- EXERCICES ET CONSIGNES:
A - Dans l'extrait sur les Aventures de Ligeti, quelles voix forment le trio de chanteurs porté sur la scène ?
B - Recopiez fidèlement le passage de l'extrait sur les Aventures de Ligeti qui commence par « Ce spectre d’attitudes » et se poursuit jusqu'à « les lamenti collectifs. ».
C - Pour chacune des affirmations suivantes, dites par oui ou par non si elle concorde avec l'extrait sur les Aventures de Ligeti, en citant les mots du texte qui tranchent : (i) Les Aventures datent de 1962. (ii) Le compositeur a noté les parties vocales à partir d'un texte préalable. (iii) Les hauteurs de notes sont toujours fixées par le compositeur.

- EXTRAIT PROPOSÉ:
Éclairage Par Pierre-Yves Macé, le 15/09/2009

Aventures
Au sein de la carrière riche et diverse du compositeur hongrois György Ligeti (1923-2006), sa participation, brève autant que déroutante, au mouvement artistique d’avant-garde Fluxus apparaît comme un détour, un malentendu -toutefois fertile. Parmi les œuvres issues de cette -période, le diptyque formé par les Aventures (1962) et Nouvelles Aventures (1965) marque un jalon important en ce que s’y -manifeste l’affinité entre le théâtre musical — genre alors naissant, partiellement issu du –happening et de l’event — et les préoccupations propres au mouvement d’avant-garde, notamment l’érosion de la frontière entre la sphère de la contemplation esthétique et celle de l’action quotidienne.
Trois chanteurs (une soprano, une contralto et un baryton) y sont portés sur la scène, jouant une dramaturgie de l’absurde que le compositeur a consignée, sans recourir à aucun texte préalable, en notant les parties vocales directement en écriture phonétique. La « langue artificielle » qui en résulte ne fait pas système ; elle peut toutefois évoquer le fantasme d’une langue d’origine, cratylique, c’est-à-dire tendue vers la réconciliation entre sons et choses, phonèmes et sens, ce -parler rêvé par Jean-Jacques Rousseau dans L’Essai sur l’origine des langues. Comme dans Visage (1961) de Luciano Berio, l’enjeu est ici de libérer un rapport au parler primal, purement affectuel, antérieur à toute soumission à l’orthophonie (au « parler-droit ») ; d’exprimer la « machine sonore du corps libidinal, celle qui fabrique les soupirs, hoquets, éructations, cris, halètements, gémissements, rires, battements de lèvres, claquements de langue, sifflements, interjections, sanglots… » (Jean-François Lyotard).
Ce spectre d’attitudes ou d’affects vocaux est ici divisé en cinq groupes généraux — raillerie, tristesse, humour, érotisme, peur — auxquels le compositeur fait correspondre une grille de figures, interjections, micro-motifs essentiellement rythmiques (les hauteurs de notes sont parfois laissées libres) ; toute une gestique musicale que corrobore un théâtral jeu d’adresses : les trois interprètes sont invités à projeter leur chant les uns vers les autres (simulant un dialogue) ou bien à se tourner vers le public (recréant le dispositif conventionnel de l’aparté ou du monologue). S’ouvre alors un espace de situations, d’événements, d’« aventures » — espace dont la configuration sans cesse changeante autorise maintes péripéties et retournements à même l’« intrigue » ; s’y côtoient le drôle et l’effrayant, la scène d’hystérie solitaire et les lamenti collectifs.

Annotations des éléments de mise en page
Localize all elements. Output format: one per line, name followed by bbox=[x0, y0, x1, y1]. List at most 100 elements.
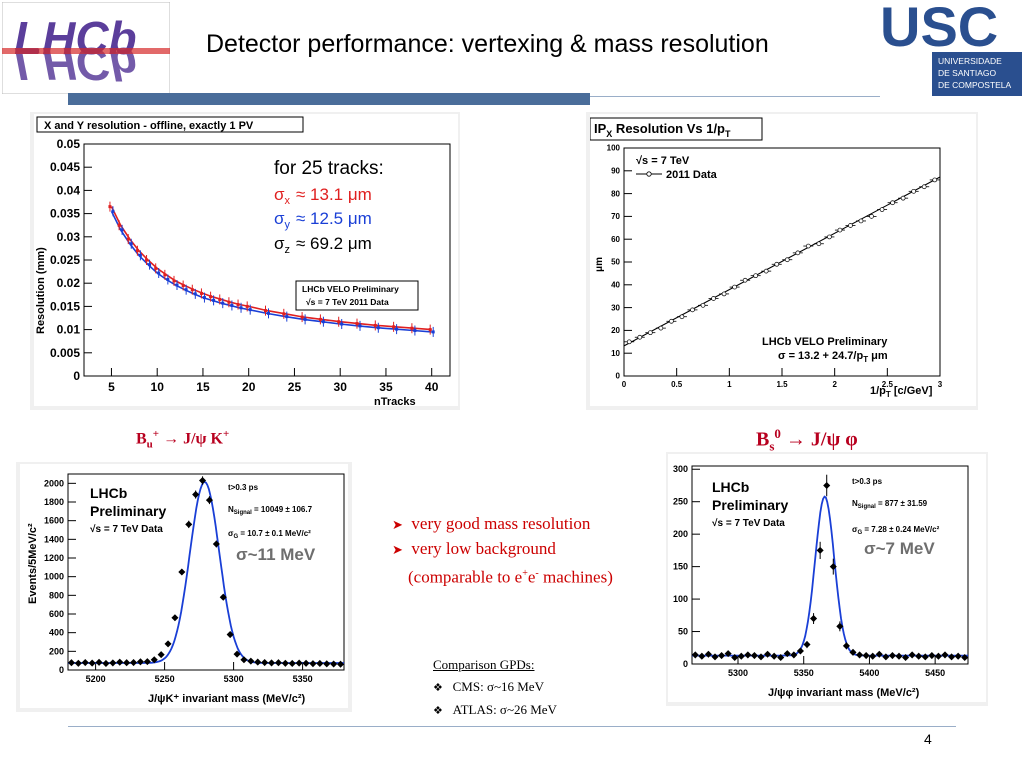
x-tick-label: 3 bbox=[938, 380, 943, 389]
y-tick-label: 0.03 bbox=[57, 230, 81, 244]
bs-data-point bbox=[934, 652, 942, 660]
xy-box-line2: √s = 7 TeV 2011 Data bbox=[306, 297, 389, 307]
xy-data-point bbox=[340, 322, 344, 326]
x-tick-label: 2.5 bbox=[882, 380, 894, 389]
xy-legend-title: for 25 tracks: bbox=[274, 158, 384, 179]
bu-data-point bbox=[116, 658, 124, 666]
ip-data-point bbox=[732, 284, 737, 290]
y-tick-label: 0.05 bbox=[57, 137, 81, 151]
bu-data-point bbox=[199, 476, 207, 485]
x-tick-label: 25 bbox=[288, 380, 302, 394]
bu-data-point bbox=[254, 658, 262, 666]
y-tick-label: 60 bbox=[611, 235, 620, 244]
x-tick-label: 5300 bbox=[224, 674, 244, 684]
xy-data-point bbox=[184, 288, 188, 292]
ip-data-point bbox=[690, 307, 695, 313]
ip-data-point bbox=[900, 195, 906, 201]
bu-data-point bbox=[337, 660, 345, 668]
comparison-item-atlas: ❖ ATLAS: σ~26 MeV bbox=[433, 702, 557, 717]
y-tick-label: 1000 bbox=[44, 572, 64, 582]
xy-data-point bbox=[166, 277, 170, 281]
xy-data-point bbox=[135, 249, 139, 253]
xy-xlabel: nTracks bbox=[374, 396, 416, 406]
bu-data-point bbox=[136, 658, 144, 666]
comparison-gpds: Comparison GPDs: ❖ CMS: σ~16 MeV ❖ ATLAS… bbox=[433, 654, 557, 722]
xy-data-point bbox=[199, 291, 203, 295]
bs-data-point bbox=[915, 652, 923, 660]
xy-data-point bbox=[126, 237, 130, 241]
bu-data-point bbox=[261, 658, 269, 667]
xy-data-point bbox=[245, 304, 249, 308]
ip-data-point bbox=[679, 314, 685, 320]
xy-data-point bbox=[163, 273, 167, 277]
ip-note-1: LHCb VELO Preliminary bbox=[762, 336, 888, 348]
bs-data-point bbox=[895, 652, 903, 660]
bs-decay-label: Bs0 → J/ψ φ bbox=[756, 426, 858, 454]
bu-data-point bbox=[178, 568, 186, 576]
y-tick-label: 1200 bbox=[44, 553, 64, 563]
ip-data-point bbox=[626, 339, 632, 345]
xy-data-point bbox=[410, 326, 414, 330]
bu-data-point bbox=[281, 659, 289, 667]
bu-data-point bbox=[330, 660, 338, 668]
lhcb-logo-text: LHCb bbox=[14, 12, 137, 64]
lhcb-logo: LHCb LHCb bbox=[1, 1, 171, 95]
y-tick-label: 90 bbox=[611, 166, 620, 175]
xy-data-point bbox=[248, 308, 252, 312]
bs-data-point bbox=[856, 651, 864, 659]
bs-data-point bbox=[810, 615, 818, 623]
xy-data-point bbox=[172, 279, 176, 283]
bu-data-point bbox=[88, 659, 96, 667]
x-tick-label: 10 bbox=[151, 380, 165, 394]
ip-data-point bbox=[921, 184, 927, 190]
bu-data-point bbox=[205, 496, 213, 504]
xy-data-point bbox=[218, 297, 222, 301]
comparison-item-cms: ❖ CMS: σ~16 MeV bbox=[433, 679, 544, 694]
y-tick-label: 0 bbox=[73, 369, 80, 383]
y-tick-label: 40 bbox=[611, 280, 620, 289]
ip-data-point bbox=[658, 325, 664, 331]
xy-data-point bbox=[108, 205, 112, 209]
bs-data-point bbox=[718, 652, 726, 660]
xy-data-point bbox=[318, 317, 322, 321]
bs-nsignal: NSignal = 877 ± 31.59 bbox=[852, 499, 928, 510]
bu-data-point bbox=[226, 630, 234, 639]
bu-data-point bbox=[95, 658, 103, 666]
bu-data-point bbox=[316, 659, 324, 668]
bu-data-point bbox=[74, 659, 82, 667]
xy-data-point bbox=[285, 315, 289, 319]
xy-data-point bbox=[264, 309, 267, 313]
bullet-item-1: ➤ very good mass resolution bbox=[392, 514, 591, 533]
xy-fit-curve bbox=[110, 206, 432, 331]
bu-cut: t>0.3 ps bbox=[228, 483, 259, 492]
bs-sigma-g: σG = 7.28 ± 0.24 MeV/c² bbox=[852, 525, 940, 536]
bu-data-point bbox=[67, 659, 75, 667]
bu-data-point bbox=[268, 659, 276, 667]
x-tick-label: 5300 bbox=[728, 668, 748, 678]
xy-data-point bbox=[120, 228, 124, 232]
ip-data-point bbox=[700, 302, 706, 308]
xy-ylabel: Resolution (mm) bbox=[35, 247, 47, 334]
bu-data-point bbox=[240, 656, 248, 664]
bs-cut: t>0.3 ps bbox=[852, 477, 883, 486]
bu-data-point bbox=[247, 657, 255, 665]
ip-data-point bbox=[795, 250, 801, 256]
xy-resolution-plot: X and Y resolution - offline, exactly 1 … bbox=[34, 114, 458, 408]
y-tick-label: 2000 bbox=[44, 478, 64, 488]
bu-data-point bbox=[185, 520, 193, 528]
bu-sigma-g: σG = 10.7 ± 0.1 MeV/c² bbox=[228, 529, 311, 540]
y-tick-label: 0.035 bbox=[50, 207, 80, 221]
ip-data-point bbox=[837, 227, 843, 233]
xy-data-point bbox=[376, 326, 380, 330]
plot-frame bbox=[67, 473, 345, 671]
bullet-continuation: (comparable to e+e- machines) bbox=[408, 567, 613, 587]
bs-data-point bbox=[790, 651, 798, 659]
ip-data-point bbox=[890, 200, 895, 206]
bu-data-point bbox=[130, 658, 138, 667]
bs-sigma-note: σ~7 MeV bbox=[864, 539, 935, 558]
y-tick-label: 0.015 bbox=[50, 299, 80, 313]
page-title: Detector performance: vertexing & mass r… bbox=[206, 30, 769, 58]
bs-lhcb-3: √s = 7 TeV Data bbox=[712, 518, 785, 529]
y-tick-label: 200 bbox=[673, 529, 688, 539]
xy-data-point bbox=[395, 327, 399, 331]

- RÉPONSES ATTENDUES:
A - Une soprano, une contralto et un baryton.

B -
Ce spectre d’attitudes ou d’affects vocaux est ici divisé en cinq groupes généraux — raillerie, tristesse, humour, érotisme, peur — auxquels le compositeur fait correspondre une grille de figures, interjections, micro-motifs essentiellement rythmiques (les hauteurs de notes sont parfois laissées libres) ; toute une gestique musicale que corrobore un théâtral jeu d’adresses : les trois interprètes sont invités à projeter leur chant les uns vers les autres (simulant un dialogue) ou bien à se tourner vers le public (recréant le dispositif conventionnel de l’aparté ou du monologue). S’ouvre alors un espace de situations, d’événements, d’« aventures » — espace dont la configuration sans cesse changeante autorise maintes péripéties et retournements à même l’« intrigue » ; s’y côtoient le drôle et l’effrayant, la scène d’hystérie solitaire et les lamenti collectifs.

C -
(i) Oui : « les Aventures (1962) ».
(ii) Non : « sans recourir à aucun texte préalable ».
(iii) Non : « les hauteurs de notes sont parfois laissées libres ».